__Work instructions__. Write out the data below in full, unchanged, minus the images.

__Input records__.

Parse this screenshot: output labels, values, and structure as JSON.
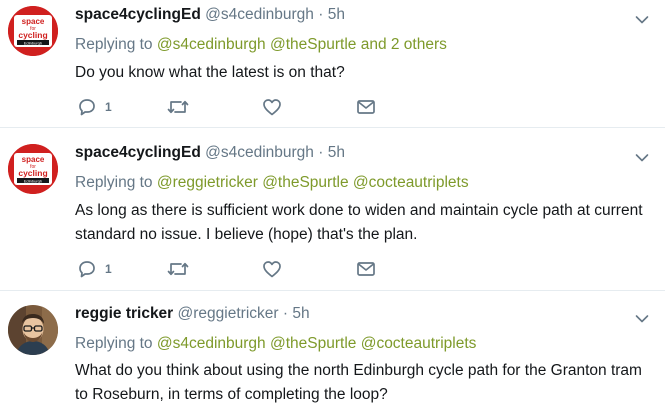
{
  "tweets": [
    {
      "name": "space4cyclingEd",
      "handle": "@s4cedinburgh",
      "separator": "·",
      "time": "5h",
      "replying_prefix": "Replying to",
      "replying_mentions": [
        "@s4cedinburgh",
        "@theSpurtle"
      ],
      "replying_suffix": "and 2 others",
      "text": "Do you know what the latest is on that?",
      "reply_count": "1",
      "avatar_text": [
        "space",
        "for",
        "cycling",
        "Edinburgh"
      ]
    },
    {
      "name": "space4cyclingEd",
      "handle": "@s4cedinburgh",
      "separator": "·",
      "time": "5h",
      "replying_prefix": "Replying to",
      "replying_mentions": [
        "@reggietricker",
        "@theSpurtle",
        "@cocteautriplets"
      ],
      "text": "As long as there is sufficient work done to widen and maintain cycle path at current standard no issue. I believe (hope) that's the plan.",
      "reply_count": "1",
      "avatar_text": [
        "space",
        "for",
        "cycling",
        "Edinburgh"
      ]
    },
    {
      "name": "reggie tricker",
      "handle": "@reggietricker",
      "separator": "·",
      "time": "5h",
      "replying_prefix": "Replying to",
      "replying_mentions": [
        "@s4cedinburgh",
        "@theSpurtle",
        "@cocteautriplets"
      ],
      "text": "What do you think about using the north Edinburgh cycle path for the Granton tram to Roseburn, in terms of completing the loop?"
    }
  ],
  "icons": {
    "reply": "reply-icon",
    "retweet": "retweet-icon",
    "like": "heart-icon",
    "dm": "envelope-icon",
    "more": "chevron-down-icon"
  },
  "colors": {
    "link": "#7e9a2b",
    "muted": "#657786",
    "divider": "#e6ecf0",
    "logo_red": "#d0201f"
  }
}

__Complete answer__.
Parse this screenshot: output labels, values, and structure as JSON.
{
  "tweets": [
    {
      "name": "space4cyclingEd",
      "handle": "@s4cedinburgh",
      "separator": "·",
      "time": "5h",
      "replying_prefix": "Replying to",
      "replying_mentions": [
        "@s4cedinburgh",
        "@theSpurtle"
      ],
      "replying_suffix": "and 2 others",
      "text": "Do you know what the latest is on that?",
      "reply_count": "1",
      "avatar_text": [
        "space",
        "for",
        "cycling",
        "Edinburgh"
      ]
    },
    {
      "name": "space4cyclingEd",
      "handle": "@s4cedinburgh",
      "separator": "·",
      "time": "5h",
      "replying_prefix": "Replying to",
      "replying_mentions": [
        "@reggietricker",
        "@theSpurtle",
        "@cocteautriplets"
      ],
      "text": "As long as there is sufficient work done to widen and maintain cycle path at current standard no issue. I believe (hope) that's the plan.",
      "reply_count": "1",
      "avatar_text": [
        "space",
        "for",
        "cycling",
        "Edinburgh"
      ]
    },
    {
      "name": "reggie tricker",
      "handle": "@reggietricker",
      "separator": "·",
      "time": "5h",
      "replying_prefix": "Replying to",
      "replying_mentions": [
        "@s4cedinburgh",
        "@theSpurtle",
        "@cocteautriplets"
      ],
      "text": "What do you think about using the north Edinburgh cycle path for the Granton tram to Roseburn, in terms of completing the loop?"
    }
  ],
  "icons": {
    "reply": "reply-icon",
    "retweet": "retweet-icon",
    "like": "heart-icon",
    "dm": "envelope-icon",
    "more": "chevron-down-icon"
  },
  "colors": {
    "link": "#7e9a2b",
    "muted": "#657786",
    "divider": "#e6ecf0",
    "logo_red": "#d0201f"
  }
}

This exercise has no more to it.